Data records —
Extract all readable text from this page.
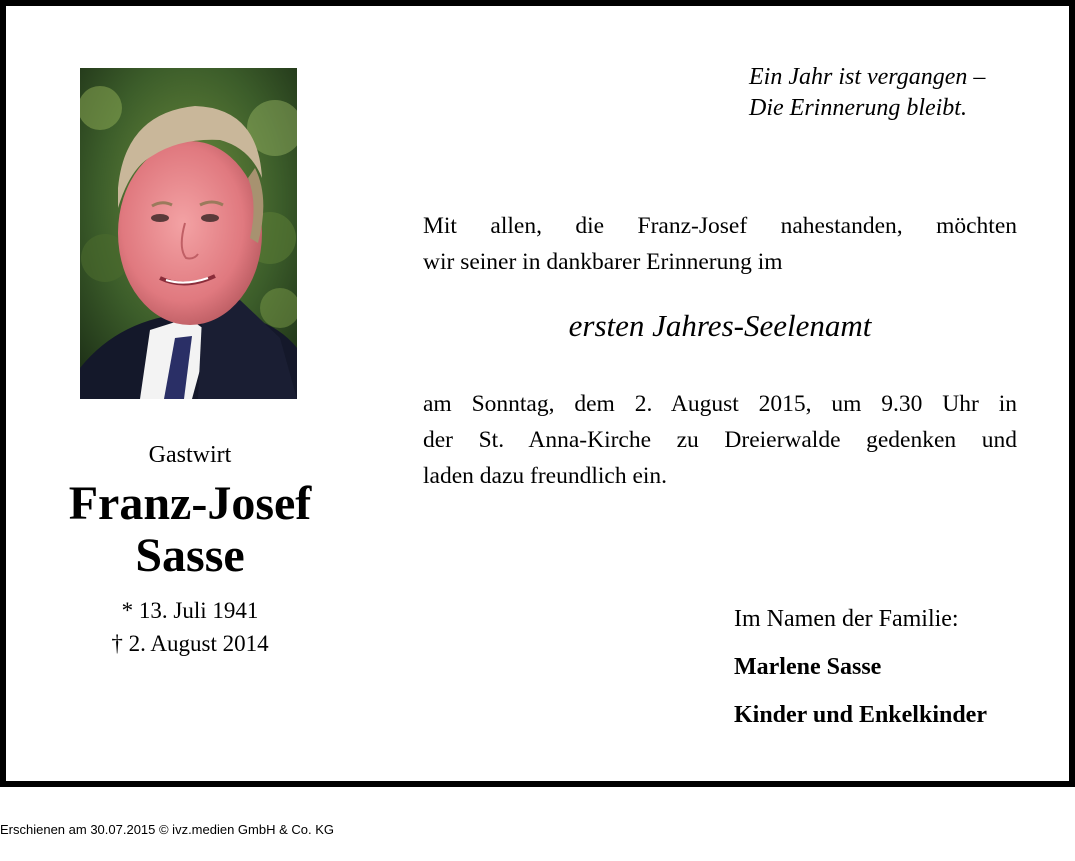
Gastwirt
Franz-Josef
Sasse
* 13. Juli 1941
† 2. August 2014
Ein Jahr ist vergangen –
Die Erinnerung bleibt.
Mit allen, die Franz-Josef nahestanden, möchten
wir seiner in dankbarer Erinnerung im
ersten Jahres-Seelenamt
am Sonntag, dem 2. August 2015, um 9.30 Uhr in
der St. Anna-Kirche zu Dreierwalde gedenken und
laden dazu freundlich ein.
Im Namen der Familie:
Marlene Sasse
Kinder und Enkelkinder
Erschienen am 30.07.2015 © ivz.medien GmbH & Co. KG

What is being asked — Omit the pictures and give the material again, exactly and in full.

Answer below —
Extract all readable text from this page.
Gastwirt
Franz-Josef
Sasse
* 13. Juli 1941
† 2. August 2014
Ein Jahr ist vergangen –
Die Erinnerung bleibt.
Mit allen, die Franz-Josef nahestanden, möchten
wir seiner in dankbarer Erinnerung im
ersten Jahres-Seelenamt
am Sonntag, dem 2. August 2015, um 9.30 Uhr in
der St. Anna-Kirche zu Dreierwalde gedenken und
laden dazu freundlich ein.
Im Namen der Familie:
Marlene Sasse
Kinder und Enkelkinder
Erschienen am 30.07.2015 © ivz.medien GmbH & Co. KG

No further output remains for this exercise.